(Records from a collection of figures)
☆ ☆ ☆

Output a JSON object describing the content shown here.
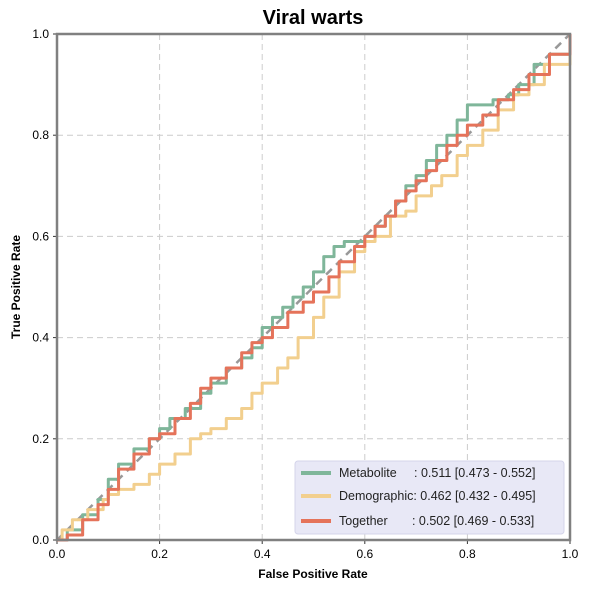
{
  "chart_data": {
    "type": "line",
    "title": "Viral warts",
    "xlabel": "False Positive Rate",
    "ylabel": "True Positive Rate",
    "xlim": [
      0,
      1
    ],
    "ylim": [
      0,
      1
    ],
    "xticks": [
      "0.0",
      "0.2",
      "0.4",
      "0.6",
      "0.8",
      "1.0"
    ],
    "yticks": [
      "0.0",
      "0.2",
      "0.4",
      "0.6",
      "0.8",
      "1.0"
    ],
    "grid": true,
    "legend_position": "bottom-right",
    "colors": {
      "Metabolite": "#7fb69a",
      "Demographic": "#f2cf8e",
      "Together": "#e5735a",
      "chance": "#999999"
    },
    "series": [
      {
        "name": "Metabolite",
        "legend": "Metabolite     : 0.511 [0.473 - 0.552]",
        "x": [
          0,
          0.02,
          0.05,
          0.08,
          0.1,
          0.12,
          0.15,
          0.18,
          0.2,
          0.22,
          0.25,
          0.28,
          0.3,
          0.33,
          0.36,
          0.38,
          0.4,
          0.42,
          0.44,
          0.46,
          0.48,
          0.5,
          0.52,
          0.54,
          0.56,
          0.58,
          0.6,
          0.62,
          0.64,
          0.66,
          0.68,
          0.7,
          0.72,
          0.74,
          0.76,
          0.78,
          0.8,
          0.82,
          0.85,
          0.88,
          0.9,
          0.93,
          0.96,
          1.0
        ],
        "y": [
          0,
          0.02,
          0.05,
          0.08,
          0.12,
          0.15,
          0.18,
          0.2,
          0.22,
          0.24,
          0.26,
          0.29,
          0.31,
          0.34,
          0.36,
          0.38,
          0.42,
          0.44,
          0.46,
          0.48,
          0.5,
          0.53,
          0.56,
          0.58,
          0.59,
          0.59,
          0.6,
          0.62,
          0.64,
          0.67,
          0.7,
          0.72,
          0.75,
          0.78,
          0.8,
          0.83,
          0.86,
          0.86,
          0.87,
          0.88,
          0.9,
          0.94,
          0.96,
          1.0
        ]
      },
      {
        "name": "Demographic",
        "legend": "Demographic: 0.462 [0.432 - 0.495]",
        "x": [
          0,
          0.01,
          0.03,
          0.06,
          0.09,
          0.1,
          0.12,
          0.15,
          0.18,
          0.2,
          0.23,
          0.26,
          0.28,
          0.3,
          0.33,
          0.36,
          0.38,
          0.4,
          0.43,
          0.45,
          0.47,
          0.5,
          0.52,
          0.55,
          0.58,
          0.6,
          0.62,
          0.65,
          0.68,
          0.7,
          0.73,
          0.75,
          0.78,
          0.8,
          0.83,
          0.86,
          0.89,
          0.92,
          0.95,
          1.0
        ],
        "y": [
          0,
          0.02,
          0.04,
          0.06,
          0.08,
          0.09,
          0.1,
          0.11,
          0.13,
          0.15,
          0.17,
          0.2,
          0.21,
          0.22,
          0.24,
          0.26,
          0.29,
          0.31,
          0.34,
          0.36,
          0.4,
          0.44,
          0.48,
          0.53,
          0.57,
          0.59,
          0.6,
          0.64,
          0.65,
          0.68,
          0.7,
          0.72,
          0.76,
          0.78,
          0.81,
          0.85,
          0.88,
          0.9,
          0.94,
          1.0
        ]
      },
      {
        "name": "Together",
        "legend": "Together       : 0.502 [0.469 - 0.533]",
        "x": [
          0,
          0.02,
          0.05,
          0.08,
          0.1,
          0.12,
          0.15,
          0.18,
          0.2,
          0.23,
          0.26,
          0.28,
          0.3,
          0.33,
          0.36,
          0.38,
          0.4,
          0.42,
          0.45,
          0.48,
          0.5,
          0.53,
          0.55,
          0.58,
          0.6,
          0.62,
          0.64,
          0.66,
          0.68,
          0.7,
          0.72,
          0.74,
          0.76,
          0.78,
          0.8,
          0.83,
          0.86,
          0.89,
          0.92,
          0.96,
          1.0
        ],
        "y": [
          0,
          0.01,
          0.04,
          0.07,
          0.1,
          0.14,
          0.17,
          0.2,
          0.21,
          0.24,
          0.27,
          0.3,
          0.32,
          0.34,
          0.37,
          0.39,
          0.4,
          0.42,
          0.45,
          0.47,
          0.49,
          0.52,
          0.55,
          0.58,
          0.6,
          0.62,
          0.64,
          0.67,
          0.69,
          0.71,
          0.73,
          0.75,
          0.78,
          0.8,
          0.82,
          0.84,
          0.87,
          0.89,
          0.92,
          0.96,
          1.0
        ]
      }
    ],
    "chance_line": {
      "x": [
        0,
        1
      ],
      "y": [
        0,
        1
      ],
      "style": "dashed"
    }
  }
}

☆ ☆ ☆

- What is being asked: Leave the pictures aside and give every entry above again word for word.

- Completed exercise:
Output a JSON object describing the content shown here.
{
  "chart_data": {
    "type": "line",
    "title": "Viral warts",
    "xlabel": "False Positive Rate",
    "ylabel": "True Positive Rate",
    "xlim": [
      0,
      1
    ],
    "ylim": [
      0,
      1
    ],
    "xticks": [
      "0.0",
      "0.2",
      "0.4",
      "0.6",
      "0.8",
      "1.0"
    ],
    "yticks": [
      "0.0",
      "0.2",
      "0.4",
      "0.6",
      "0.8",
      "1.0"
    ],
    "grid": true,
    "legend_position": "bottom-right",
    "colors": {
      "Metabolite": "#7fb69a",
      "Demographic": "#f2cf8e",
      "Together": "#e5735a",
      "chance": "#999999"
    },
    "series": [
      {
        "name": "Metabolite",
        "legend": "Metabolite     : 0.511 [0.473 - 0.552]",
        "x": [
          0,
          0.02,
          0.05,
          0.08,
          0.1,
          0.12,
          0.15,
          0.18,
          0.2,
          0.22,
          0.25,
          0.28,
          0.3,
          0.33,
          0.36,
          0.38,
          0.4,
          0.42,
          0.44,
          0.46,
          0.48,
          0.5,
          0.52,
          0.54,
          0.56,
          0.58,
          0.6,
          0.62,
          0.64,
          0.66,
          0.68,
          0.7,
          0.72,
          0.74,
          0.76,
          0.78,
          0.8,
          0.82,
          0.85,
          0.88,
          0.9,
          0.93,
          0.96,
          1.0
        ],
        "y": [
          0,
          0.02,
          0.05,
          0.08,
          0.12,
          0.15,
          0.18,
          0.2,
          0.22,
          0.24,
          0.26,
          0.29,
          0.31,
          0.34,
          0.36,
          0.38,
          0.42,
          0.44,
          0.46,
          0.48,
          0.5,
          0.53,
          0.56,
          0.58,
          0.59,
          0.59,
          0.6,
          0.62,
          0.64,
          0.67,
          0.7,
          0.72,
          0.75,
          0.78,
          0.8,
          0.83,
          0.86,
          0.86,
          0.87,
          0.88,
          0.9,
          0.94,
          0.96,
          1.0
        ]
      },
      {
        "name": "Demographic",
        "legend": "Demographic: 0.462 [0.432 - 0.495]",
        "x": [
          0,
          0.01,
          0.03,
          0.06,
          0.09,
          0.1,
          0.12,
          0.15,
          0.18,
          0.2,
          0.23,
          0.26,
          0.28,
          0.3,
          0.33,
          0.36,
          0.38,
          0.4,
          0.43,
          0.45,
          0.47,
          0.5,
          0.52,
          0.55,
          0.58,
          0.6,
          0.62,
          0.65,
          0.68,
          0.7,
          0.73,
          0.75,
          0.78,
          0.8,
          0.83,
          0.86,
          0.89,
          0.92,
          0.95,
          1.0
        ],
        "y": [
          0,
          0.02,
          0.04,
          0.06,
          0.08,
          0.09,
          0.1,
          0.11,
          0.13,
          0.15,
          0.17,
          0.2,
          0.21,
          0.22,
          0.24,
          0.26,
          0.29,
          0.31,
          0.34,
          0.36,
          0.4,
          0.44,
          0.48,
          0.53,
          0.57,
          0.59,
          0.6,
          0.64,
          0.65,
          0.68,
          0.7,
          0.72,
          0.76,
          0.78,
          0.81,
          0.85,
          0.88,
          0.9,
          0.94,
          1.0
        ]
      },
      {
        "name": "Together",
        "legend": "Together       : 0.502 [0.469 - 0.533]",
        "x": [
          0,
          0.02,
          0.05,
          0.08,
          0.1,
          0.12,
          0.15,
          0.18,
          0.2,
          0.23,
          0.26,
          0.28,
          0.3,
          0.33,
          0.36,
          0.38,
          0.4,
          0.42,
          0.45,
          0.48,
          0.5,
          0.53,
          0.55,
          0.58,
          0.6,
          0.62,
          0.64,
          0.66,
          0.68,
          0.7,
          0.72,
          0.74,
          0.76,
          0.78,
          0.8,
          0.83,
          0.86,
          0.89,
          0.92,
          0.96,
          1.0
        ],
        "y": [
          0,
          0.01,
          0.04,
          0.07,
          0.1,
          0.14,
          0.17,
          0.2,
          0.21,
          0.24,
          0.27,
          0.3,
          0.32,
          0.34,
          0.37,
          0.39,
          0.4,
          0.42,
          0.45,
          0.47,
          0.49,
          0.52,
          0.55,
          0.58,
          0.6,
          0.62,
          0.64,
          0.67,
          0.69,
          0.71,
          0.73,
          0.75,
          0.78,
          0.8,
          0.82,
          0.84,
          0.87,
          0.89,
          0.92,
          0.96,
          1.0
        ]
      }
    ],
    "chance_line": {
      "x": [
        0,
        1
      ],
      "y": [
        0,
        1
      ],
      "style": "dashed"
    }
  }
}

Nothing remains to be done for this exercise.